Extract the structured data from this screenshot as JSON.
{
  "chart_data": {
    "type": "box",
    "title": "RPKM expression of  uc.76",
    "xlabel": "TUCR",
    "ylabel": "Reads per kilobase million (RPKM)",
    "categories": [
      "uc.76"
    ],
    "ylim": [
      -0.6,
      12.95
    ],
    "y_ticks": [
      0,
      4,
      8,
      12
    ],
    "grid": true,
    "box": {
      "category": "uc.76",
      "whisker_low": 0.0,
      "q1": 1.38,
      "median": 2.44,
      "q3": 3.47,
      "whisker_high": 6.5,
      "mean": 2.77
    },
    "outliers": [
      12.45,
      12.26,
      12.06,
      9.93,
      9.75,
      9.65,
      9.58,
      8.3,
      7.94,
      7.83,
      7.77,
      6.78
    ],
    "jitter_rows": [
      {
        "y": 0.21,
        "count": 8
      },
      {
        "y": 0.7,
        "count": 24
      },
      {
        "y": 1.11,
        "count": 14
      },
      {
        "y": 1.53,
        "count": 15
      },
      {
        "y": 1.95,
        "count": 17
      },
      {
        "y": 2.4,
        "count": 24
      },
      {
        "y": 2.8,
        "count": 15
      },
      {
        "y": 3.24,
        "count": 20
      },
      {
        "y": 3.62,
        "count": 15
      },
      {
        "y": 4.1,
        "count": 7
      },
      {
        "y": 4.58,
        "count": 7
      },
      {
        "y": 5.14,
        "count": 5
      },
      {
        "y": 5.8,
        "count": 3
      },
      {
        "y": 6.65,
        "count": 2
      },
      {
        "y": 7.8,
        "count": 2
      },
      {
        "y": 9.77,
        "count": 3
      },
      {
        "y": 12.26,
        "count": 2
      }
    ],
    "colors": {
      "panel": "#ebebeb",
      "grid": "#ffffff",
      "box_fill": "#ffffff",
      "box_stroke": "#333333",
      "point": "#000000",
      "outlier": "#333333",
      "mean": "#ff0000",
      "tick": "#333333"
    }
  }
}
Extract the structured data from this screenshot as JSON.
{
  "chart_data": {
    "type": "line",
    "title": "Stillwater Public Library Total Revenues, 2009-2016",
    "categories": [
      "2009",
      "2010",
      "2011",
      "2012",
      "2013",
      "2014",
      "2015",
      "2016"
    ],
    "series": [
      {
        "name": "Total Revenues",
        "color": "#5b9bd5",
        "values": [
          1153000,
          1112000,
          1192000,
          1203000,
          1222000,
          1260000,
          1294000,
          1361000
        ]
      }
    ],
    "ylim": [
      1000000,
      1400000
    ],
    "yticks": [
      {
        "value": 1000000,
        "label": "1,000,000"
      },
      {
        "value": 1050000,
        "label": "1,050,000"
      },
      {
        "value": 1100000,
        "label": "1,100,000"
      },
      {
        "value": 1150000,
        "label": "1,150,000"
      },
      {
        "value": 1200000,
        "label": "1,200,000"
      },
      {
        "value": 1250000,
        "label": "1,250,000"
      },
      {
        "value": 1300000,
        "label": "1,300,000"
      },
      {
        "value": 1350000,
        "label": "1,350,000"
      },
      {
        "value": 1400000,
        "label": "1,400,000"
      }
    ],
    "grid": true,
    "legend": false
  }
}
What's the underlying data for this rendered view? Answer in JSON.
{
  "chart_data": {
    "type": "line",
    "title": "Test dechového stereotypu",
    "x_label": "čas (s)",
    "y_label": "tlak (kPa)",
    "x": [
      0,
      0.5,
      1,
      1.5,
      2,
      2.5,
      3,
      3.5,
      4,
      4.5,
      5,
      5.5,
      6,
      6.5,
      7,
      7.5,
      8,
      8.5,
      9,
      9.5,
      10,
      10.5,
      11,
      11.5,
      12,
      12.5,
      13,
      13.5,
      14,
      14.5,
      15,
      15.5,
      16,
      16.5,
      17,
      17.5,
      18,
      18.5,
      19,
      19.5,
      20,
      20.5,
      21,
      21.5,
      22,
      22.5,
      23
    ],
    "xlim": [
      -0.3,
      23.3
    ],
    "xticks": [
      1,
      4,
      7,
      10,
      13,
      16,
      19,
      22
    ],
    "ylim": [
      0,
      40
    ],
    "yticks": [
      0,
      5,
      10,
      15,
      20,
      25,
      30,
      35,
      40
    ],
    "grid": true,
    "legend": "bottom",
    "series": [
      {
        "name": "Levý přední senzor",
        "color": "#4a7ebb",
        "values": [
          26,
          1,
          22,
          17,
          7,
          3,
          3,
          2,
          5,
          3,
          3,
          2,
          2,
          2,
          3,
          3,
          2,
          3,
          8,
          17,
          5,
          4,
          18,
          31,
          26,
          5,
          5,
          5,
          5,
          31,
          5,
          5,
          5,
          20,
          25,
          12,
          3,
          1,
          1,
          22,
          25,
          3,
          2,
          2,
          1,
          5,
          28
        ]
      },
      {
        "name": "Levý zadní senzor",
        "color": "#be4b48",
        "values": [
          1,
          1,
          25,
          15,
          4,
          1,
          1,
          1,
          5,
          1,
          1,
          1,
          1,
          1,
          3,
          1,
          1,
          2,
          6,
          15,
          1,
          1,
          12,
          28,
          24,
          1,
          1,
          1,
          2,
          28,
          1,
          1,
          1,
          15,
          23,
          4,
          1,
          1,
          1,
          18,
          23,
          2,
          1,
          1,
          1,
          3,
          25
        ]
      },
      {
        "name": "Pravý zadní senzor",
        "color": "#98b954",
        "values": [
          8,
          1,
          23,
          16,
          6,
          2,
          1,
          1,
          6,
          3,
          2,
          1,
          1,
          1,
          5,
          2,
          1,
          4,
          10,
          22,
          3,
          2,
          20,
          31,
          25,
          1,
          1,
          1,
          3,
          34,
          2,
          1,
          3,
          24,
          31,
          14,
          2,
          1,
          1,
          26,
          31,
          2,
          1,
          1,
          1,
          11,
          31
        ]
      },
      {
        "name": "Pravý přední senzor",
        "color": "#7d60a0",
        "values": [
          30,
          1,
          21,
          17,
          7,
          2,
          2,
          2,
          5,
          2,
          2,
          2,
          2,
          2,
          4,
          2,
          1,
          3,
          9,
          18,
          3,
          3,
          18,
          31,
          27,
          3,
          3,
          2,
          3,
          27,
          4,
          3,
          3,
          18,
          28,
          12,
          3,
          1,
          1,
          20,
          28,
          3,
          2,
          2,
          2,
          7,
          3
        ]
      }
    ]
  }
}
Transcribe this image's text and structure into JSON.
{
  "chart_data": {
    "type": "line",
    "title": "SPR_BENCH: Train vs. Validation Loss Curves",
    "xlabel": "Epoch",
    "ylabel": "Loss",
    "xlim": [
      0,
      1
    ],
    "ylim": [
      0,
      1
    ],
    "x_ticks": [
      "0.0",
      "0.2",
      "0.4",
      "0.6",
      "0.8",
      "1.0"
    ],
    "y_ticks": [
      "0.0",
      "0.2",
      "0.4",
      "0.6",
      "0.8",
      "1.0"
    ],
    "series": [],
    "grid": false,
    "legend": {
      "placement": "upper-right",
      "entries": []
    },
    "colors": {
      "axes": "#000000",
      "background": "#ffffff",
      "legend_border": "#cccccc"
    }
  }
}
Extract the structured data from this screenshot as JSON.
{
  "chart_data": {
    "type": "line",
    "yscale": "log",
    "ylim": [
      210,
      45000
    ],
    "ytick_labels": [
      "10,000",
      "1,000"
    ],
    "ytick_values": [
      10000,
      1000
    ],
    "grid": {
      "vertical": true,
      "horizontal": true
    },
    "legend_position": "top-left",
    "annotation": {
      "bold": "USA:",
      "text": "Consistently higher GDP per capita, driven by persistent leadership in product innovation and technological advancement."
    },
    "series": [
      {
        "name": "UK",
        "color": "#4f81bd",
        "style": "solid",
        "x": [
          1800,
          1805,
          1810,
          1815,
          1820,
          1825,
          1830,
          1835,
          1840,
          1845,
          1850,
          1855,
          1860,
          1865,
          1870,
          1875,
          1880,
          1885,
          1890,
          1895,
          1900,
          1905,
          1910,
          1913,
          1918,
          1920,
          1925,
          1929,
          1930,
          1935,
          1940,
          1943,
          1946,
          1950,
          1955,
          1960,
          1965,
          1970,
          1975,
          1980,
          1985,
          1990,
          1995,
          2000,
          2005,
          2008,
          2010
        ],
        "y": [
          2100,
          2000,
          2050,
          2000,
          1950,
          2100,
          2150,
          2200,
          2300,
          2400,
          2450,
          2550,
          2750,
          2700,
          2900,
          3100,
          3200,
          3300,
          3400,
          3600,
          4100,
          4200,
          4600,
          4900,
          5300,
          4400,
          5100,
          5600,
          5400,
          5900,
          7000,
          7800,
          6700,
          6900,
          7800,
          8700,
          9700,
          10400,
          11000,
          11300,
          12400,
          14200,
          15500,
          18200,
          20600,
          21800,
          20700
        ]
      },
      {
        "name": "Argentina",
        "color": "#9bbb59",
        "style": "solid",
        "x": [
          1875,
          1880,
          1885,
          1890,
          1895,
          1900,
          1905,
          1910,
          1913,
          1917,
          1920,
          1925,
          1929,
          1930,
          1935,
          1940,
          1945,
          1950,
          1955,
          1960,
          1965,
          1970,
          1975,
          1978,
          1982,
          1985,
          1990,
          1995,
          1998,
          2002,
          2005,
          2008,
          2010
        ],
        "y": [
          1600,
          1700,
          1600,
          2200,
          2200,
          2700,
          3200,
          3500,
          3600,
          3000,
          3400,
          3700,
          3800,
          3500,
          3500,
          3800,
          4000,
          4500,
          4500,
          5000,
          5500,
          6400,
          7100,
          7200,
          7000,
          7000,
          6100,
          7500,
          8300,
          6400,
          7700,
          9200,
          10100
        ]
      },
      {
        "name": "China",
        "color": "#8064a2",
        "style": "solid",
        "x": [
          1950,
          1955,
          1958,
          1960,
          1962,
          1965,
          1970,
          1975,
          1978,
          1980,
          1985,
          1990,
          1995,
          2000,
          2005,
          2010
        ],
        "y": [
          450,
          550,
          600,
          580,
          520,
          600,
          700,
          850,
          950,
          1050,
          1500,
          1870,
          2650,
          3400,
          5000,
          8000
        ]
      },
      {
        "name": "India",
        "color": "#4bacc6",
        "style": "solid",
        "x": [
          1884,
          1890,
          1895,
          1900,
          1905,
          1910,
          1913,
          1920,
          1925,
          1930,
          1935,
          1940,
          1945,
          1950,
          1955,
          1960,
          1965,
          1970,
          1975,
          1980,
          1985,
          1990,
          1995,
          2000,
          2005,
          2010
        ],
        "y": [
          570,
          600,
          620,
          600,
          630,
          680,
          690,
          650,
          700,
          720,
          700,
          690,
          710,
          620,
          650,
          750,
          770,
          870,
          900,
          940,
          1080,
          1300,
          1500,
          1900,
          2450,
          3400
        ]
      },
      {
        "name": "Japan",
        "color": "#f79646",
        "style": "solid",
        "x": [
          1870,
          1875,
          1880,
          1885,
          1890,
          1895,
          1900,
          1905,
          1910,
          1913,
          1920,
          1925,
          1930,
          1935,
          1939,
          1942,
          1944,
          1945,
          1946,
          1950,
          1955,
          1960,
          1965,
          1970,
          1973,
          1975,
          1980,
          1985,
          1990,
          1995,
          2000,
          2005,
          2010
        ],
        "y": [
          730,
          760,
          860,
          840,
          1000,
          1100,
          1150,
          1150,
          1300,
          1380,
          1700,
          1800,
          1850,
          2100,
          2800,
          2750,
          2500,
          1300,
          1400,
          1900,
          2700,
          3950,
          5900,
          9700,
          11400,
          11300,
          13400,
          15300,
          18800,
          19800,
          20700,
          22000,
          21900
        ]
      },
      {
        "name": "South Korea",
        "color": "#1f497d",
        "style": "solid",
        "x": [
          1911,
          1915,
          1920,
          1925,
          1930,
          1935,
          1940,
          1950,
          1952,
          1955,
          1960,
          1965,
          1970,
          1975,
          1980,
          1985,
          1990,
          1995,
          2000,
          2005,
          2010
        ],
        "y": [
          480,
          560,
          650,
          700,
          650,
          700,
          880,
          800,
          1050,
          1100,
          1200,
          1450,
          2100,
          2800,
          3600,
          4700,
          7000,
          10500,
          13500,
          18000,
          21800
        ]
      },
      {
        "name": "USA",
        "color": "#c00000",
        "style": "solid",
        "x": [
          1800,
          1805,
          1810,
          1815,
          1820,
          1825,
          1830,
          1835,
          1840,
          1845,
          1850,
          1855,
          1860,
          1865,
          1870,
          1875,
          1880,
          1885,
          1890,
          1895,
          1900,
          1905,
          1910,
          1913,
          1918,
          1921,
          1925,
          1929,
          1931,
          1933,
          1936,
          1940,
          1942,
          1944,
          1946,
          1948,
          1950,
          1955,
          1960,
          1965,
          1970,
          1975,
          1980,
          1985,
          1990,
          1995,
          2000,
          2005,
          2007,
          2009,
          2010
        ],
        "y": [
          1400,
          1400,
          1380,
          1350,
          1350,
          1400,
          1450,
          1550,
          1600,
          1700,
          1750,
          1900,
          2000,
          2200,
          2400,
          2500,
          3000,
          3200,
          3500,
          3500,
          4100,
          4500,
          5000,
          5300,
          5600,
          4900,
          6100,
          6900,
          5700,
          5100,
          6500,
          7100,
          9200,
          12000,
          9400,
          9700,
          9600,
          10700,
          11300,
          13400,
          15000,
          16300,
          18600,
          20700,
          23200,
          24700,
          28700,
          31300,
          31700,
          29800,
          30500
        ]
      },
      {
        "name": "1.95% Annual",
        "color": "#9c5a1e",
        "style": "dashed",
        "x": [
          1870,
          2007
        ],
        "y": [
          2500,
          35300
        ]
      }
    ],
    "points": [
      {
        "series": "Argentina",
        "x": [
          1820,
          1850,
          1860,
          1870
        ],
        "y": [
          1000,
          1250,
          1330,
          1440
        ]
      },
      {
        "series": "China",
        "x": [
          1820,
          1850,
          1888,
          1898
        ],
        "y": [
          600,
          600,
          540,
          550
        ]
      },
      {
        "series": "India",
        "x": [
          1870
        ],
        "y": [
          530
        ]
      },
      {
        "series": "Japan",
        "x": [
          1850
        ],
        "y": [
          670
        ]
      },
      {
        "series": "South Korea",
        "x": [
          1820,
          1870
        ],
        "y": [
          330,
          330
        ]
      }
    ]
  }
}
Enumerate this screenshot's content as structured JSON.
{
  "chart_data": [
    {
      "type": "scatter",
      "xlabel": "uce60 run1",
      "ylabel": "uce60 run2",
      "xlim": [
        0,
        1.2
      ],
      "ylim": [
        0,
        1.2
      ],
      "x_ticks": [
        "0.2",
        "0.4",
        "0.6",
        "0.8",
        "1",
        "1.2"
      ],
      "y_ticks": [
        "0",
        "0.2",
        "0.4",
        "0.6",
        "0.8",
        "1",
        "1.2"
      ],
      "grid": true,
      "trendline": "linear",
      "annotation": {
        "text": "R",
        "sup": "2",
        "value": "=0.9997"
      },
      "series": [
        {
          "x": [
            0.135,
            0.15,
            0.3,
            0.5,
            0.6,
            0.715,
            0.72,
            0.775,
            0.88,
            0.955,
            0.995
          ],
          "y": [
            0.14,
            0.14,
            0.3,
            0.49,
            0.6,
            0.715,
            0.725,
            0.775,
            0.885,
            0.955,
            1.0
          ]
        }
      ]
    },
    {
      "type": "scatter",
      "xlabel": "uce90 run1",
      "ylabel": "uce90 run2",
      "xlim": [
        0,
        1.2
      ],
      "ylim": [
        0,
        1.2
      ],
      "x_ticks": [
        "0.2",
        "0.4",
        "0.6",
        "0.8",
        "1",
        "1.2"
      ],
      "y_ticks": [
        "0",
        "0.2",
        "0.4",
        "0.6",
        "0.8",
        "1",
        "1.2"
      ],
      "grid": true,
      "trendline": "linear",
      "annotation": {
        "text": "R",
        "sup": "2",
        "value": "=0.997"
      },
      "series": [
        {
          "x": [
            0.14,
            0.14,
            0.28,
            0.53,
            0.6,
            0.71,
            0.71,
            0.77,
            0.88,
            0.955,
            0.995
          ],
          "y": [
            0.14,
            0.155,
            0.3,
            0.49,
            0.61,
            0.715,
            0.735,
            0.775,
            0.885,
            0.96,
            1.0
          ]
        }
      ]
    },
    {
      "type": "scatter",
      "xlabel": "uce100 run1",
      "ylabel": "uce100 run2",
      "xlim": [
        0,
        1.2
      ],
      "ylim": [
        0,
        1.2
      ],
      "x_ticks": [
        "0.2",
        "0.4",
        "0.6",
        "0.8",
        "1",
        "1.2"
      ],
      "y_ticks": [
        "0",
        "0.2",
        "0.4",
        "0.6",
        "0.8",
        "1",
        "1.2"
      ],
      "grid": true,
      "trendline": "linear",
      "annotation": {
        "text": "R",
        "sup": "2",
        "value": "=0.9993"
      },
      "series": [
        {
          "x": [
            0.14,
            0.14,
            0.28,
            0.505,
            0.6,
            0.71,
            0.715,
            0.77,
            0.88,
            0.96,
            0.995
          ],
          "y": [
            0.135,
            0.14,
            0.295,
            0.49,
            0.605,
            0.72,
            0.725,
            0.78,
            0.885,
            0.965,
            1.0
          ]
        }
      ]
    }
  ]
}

###

## [To be done]
Say the number of lines in the listing that hold "Korea", with no added words.

## [Problem solution]
2